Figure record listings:
────────

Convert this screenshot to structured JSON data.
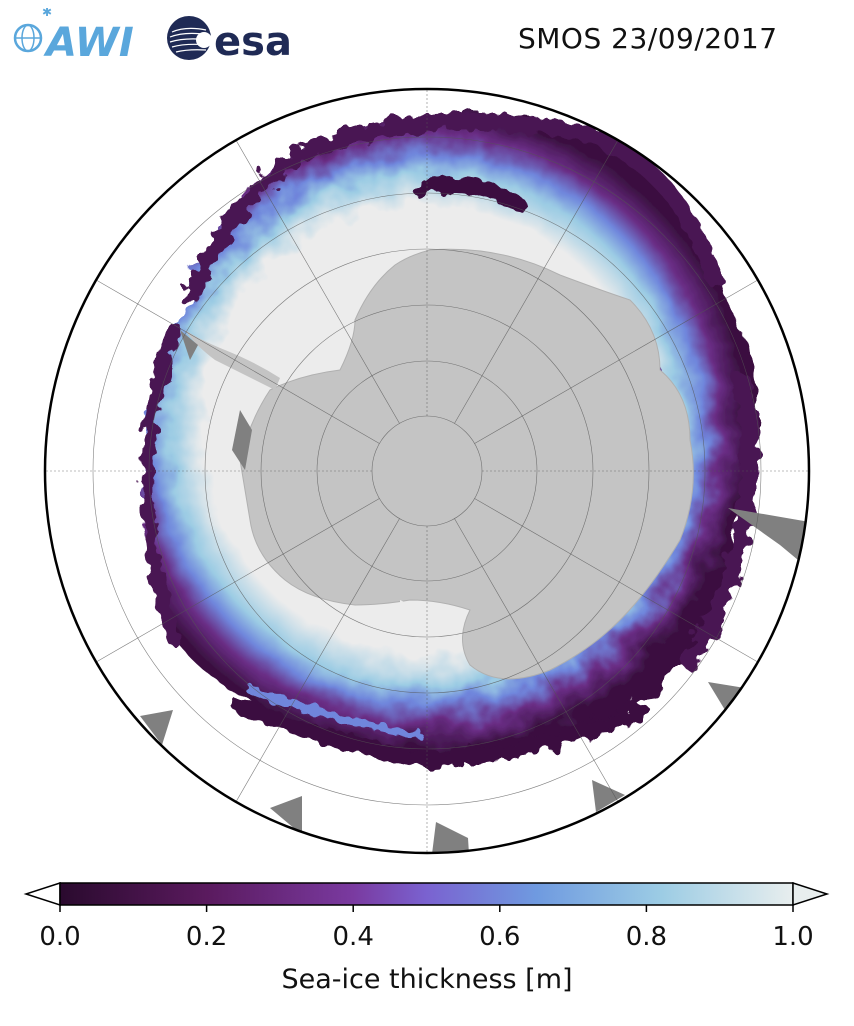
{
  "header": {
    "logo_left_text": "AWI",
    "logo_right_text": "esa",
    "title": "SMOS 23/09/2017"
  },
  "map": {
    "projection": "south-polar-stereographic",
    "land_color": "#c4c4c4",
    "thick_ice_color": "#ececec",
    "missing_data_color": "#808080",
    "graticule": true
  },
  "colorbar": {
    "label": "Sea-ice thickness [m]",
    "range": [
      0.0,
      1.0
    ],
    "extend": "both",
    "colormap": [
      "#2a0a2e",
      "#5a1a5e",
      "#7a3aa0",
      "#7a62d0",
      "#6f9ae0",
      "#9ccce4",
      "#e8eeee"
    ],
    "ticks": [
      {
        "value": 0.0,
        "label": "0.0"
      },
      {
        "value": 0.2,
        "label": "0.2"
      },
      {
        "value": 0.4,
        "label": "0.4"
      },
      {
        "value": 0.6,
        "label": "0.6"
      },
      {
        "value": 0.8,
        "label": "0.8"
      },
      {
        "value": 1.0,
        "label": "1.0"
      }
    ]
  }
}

────────

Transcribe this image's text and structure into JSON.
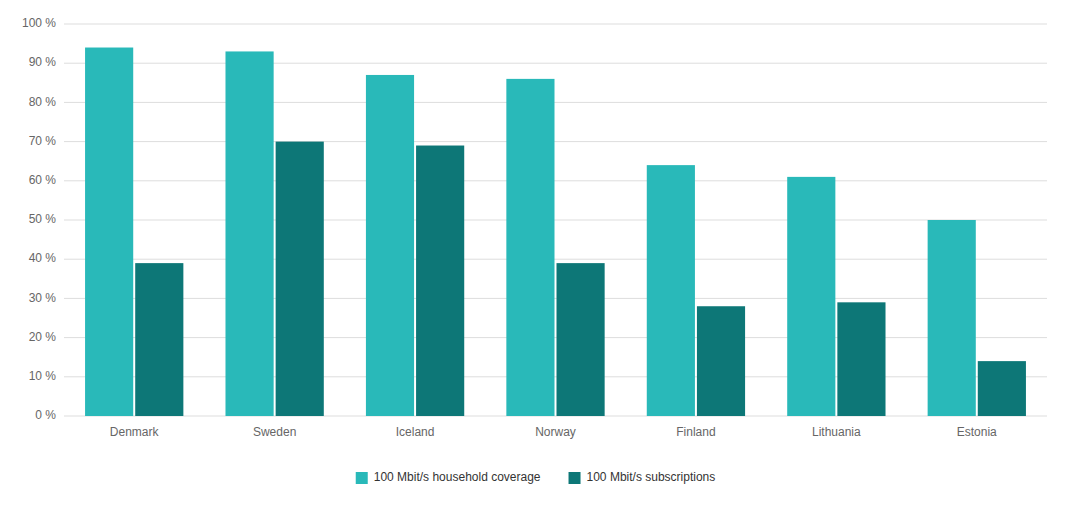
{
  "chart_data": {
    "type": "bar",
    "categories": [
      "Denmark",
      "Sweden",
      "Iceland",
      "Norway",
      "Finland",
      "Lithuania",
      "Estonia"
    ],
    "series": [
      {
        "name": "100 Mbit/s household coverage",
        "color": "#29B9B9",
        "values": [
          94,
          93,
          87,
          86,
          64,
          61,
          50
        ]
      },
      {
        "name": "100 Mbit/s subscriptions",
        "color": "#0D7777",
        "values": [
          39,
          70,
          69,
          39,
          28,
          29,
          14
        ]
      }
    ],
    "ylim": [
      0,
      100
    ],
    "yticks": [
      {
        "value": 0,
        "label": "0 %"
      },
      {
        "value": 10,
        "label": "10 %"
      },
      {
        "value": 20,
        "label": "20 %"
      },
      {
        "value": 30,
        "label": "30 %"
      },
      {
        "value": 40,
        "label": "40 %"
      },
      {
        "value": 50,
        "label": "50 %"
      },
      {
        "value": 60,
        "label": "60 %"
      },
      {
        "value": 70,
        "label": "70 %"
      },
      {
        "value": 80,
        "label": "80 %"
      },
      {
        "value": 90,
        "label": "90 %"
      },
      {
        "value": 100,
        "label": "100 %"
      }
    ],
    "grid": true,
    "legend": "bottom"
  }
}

────────

Stated goal: Pick out each line containing the string "name" and copy it.

Result of this exercise:
        "name": "100 Mbit/s household coverage",
        "name": "100 Mbit/s subscriptions",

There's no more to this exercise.